- _PROBLEM STATEMENT_
Return every record verbatim.

- _RECORDS FOR THIS EXERCISE_
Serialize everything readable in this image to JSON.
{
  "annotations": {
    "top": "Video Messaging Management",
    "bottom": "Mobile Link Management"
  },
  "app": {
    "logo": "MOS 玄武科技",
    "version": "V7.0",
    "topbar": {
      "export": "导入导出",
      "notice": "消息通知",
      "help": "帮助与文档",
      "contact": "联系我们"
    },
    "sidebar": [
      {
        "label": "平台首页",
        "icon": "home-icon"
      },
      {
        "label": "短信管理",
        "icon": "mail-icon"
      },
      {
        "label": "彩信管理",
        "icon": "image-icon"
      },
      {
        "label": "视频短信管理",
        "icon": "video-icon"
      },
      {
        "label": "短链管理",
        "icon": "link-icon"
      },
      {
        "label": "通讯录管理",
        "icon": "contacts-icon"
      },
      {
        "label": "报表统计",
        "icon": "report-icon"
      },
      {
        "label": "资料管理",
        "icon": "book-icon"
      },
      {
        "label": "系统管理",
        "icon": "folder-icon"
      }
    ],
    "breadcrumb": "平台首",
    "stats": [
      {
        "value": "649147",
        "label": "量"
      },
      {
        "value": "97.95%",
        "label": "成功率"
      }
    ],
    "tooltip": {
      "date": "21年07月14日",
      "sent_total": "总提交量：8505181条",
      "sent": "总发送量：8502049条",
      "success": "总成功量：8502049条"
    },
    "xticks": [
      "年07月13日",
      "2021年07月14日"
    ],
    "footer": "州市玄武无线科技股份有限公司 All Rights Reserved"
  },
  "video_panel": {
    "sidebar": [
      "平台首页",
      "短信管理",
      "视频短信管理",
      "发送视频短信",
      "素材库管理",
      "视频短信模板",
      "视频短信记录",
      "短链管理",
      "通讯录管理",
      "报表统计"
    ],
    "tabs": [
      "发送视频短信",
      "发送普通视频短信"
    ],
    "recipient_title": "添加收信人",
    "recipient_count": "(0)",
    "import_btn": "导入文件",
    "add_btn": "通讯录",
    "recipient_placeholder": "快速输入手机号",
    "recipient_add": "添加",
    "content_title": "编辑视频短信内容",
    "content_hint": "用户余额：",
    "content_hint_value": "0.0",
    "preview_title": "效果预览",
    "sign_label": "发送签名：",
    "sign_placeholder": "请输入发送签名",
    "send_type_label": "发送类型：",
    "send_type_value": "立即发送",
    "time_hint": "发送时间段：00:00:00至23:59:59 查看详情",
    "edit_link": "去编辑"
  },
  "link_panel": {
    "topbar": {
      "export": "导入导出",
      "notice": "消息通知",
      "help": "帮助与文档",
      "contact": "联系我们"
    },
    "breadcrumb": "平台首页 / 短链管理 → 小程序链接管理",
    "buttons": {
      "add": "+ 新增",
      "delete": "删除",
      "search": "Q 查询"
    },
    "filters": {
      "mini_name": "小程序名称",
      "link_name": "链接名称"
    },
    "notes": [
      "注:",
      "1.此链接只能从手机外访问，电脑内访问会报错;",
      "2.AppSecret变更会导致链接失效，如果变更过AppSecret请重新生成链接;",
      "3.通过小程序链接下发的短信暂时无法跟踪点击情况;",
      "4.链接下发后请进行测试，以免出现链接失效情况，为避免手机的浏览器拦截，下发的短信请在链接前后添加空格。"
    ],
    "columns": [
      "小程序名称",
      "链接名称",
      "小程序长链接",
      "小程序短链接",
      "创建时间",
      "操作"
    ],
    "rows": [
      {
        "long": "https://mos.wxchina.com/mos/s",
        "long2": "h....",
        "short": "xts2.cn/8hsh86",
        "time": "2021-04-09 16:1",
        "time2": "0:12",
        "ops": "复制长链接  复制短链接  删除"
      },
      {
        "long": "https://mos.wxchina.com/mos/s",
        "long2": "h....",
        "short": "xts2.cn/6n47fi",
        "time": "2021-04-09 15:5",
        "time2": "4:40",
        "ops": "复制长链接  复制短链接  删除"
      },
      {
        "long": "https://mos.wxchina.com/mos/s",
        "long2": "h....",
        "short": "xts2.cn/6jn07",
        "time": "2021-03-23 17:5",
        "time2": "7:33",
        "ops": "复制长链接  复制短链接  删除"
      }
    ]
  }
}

- _ANSWER IN FULL_
Serialize everything readable in this image to JSON.
{
  "annotations": {
    "top": "Video Messaging Management",
    "bottom": "Mobile Link Management"
  },
  "app": {
    "logo": "MOS 玄武科技",
    "version": "V7.0",
    "topbar": {
      "export": "导入导出",
      "notice": "消息通知",
      "help": "帮助与文档",
      "contact": "联系我们"
    },
    "sidebar": [
      {
        "label": "平台首页",
        "icon": "home-icon"
      },
      {
        "label": "短信管理",
        "icon": "mail-icon"
      },
      {
        "label": "彩信管理",
        "icon": "image-icon"
      },
      {
        "label": "视频短信管理",
        "icon": "video-icon"
      },
      {
        "label": "短链管理",
        "icon": "link-icon"
      },
      {
        "label": "通讯录管理",
        "icon": "contacts-icon"
      },
      {
        "label": "报表统计",
        "icon": "report-icon"
      },
      {
        "label": "资料管理",
        "icon": "book-icon"
      },
      {
        "label": "系统管理",
        "icon": "folder-icon"
      }
    ],
    "breadcrumb": "平台首",
    "stats": [
      {
        "value": "649147",
        "label": "量"
      },
      {
        "value": "97.95%",
        "label": "成功率"
      }
    ],
    "tooltip": {
      "date": "21年07月14日",
      "sent_total": "总提交量：8505181条",
      "sent": "总发送量：8502049条",
      "success": "总成功量：8502049条"
    },
    "xticks": [
      "年07月13日",
      "2021年07月14日"
    ],
    "footer": "州市玄武无线科技股份有限公司 All Rights Reserved"
  },
  "video_panel": {
    "sidebar": [
      "平台首页",
      "短信管理",
      "视频短信管理",
      "发送视频短信",
      "素材库管理",
      "视频短信模板",
      "视频短信记录",
      "短链管理",
      "通讯录管理",
      "报表统计"
    ],
    "tabs": [
      "发送视频短信",
      "发送普通视频短信"
    ],
    "recipient_title": "添加收信人",
    "recipient_count": "(0)",
    "import_btn": "导入文件",
    "add_btn": "通讯录",
    "recipient_placeholder": "快速输入手机号",
    "recipient_add": "添加",
    "content_title": "编辑视频短信内容",
    "content_hint": "用户余额：",
    "content_hint_value": "0.0",
    "preview_title": "效果预览",
    "sign_label": "发送签名：",
    "sign_placeholder": "请输入发送签名",
    "send_type_label": "发送类型：",
    "send_type_value": "立即发送",
    "time_hint": "发送时间段：00:00:00至23:59:59 查看详情",
    "edit_link": "去编辑"
  },
  "link_panel": {
    "topbar": {
      "export": "导入导出",
      "notice": "消息通知",
      "help": "帮助与文档",
      "contact": "联系我们"
    },
    "breadcrumb": "平台首页 / 短链管理 → 小程序链接管理",
    "buttons": {
      "add": "+ 新增",
      "delete": "删除",
      "search": "Q 查询"
    },
    "filters": {
      "mini_name": "小程序名称",
      "link_name": "链接名称"
    },
    "notes": [
      "注:",
      "1.此链接只能从手机外访问，电脑内访问会报错;",
      "2.AppSecret变更会导致链接失效，如果变更过AppSecret请重新生成链接;",
      "3.通过小程序链接下发的短信暂时无法跟踪点击情况;",
      "4.链接下发后请进行测试，以免出现链接失效情况，为避免手机的浏览器拦截，下发的短信请在链接前后添加空格。"
    ],
    "columns": [
      "小程序名称",
      "链接名称",
      "小程序长链接",
      "小程序短链接",
      "创建时间",
      "操作"
    ],
    "rows": [
      {
        "long": "https://mos.wxchina.com/mos/s",
        "long2": "h....",
        "short": "xts2.cn/8hsh86",
        "time": "2021-04-09 16:1",
        "time2": "0:12",
        "ops": "复制长链接  复制短链接  删除"
      },
      {
        "long": "https://mos.wxchina.com/mos/s",
        "long2": "h....",
        "short": "xts2.cn/6n47fi",
        "time": "2021-04-09 15:5",
        "time2": "4:40",
        "ops": "复制长链接  复制短链接  删除"
      },
      {
        "long": "https://mos.wxchina.com/mos/s",
        "long2": "h....",
        "short": "xts2.cn/6jn07",
        "time": "2021-03-23 17:5",
        "time2": "7:33",
        "ops": "复制长链接  复制短链接  删除"
      }
    ]
  }
}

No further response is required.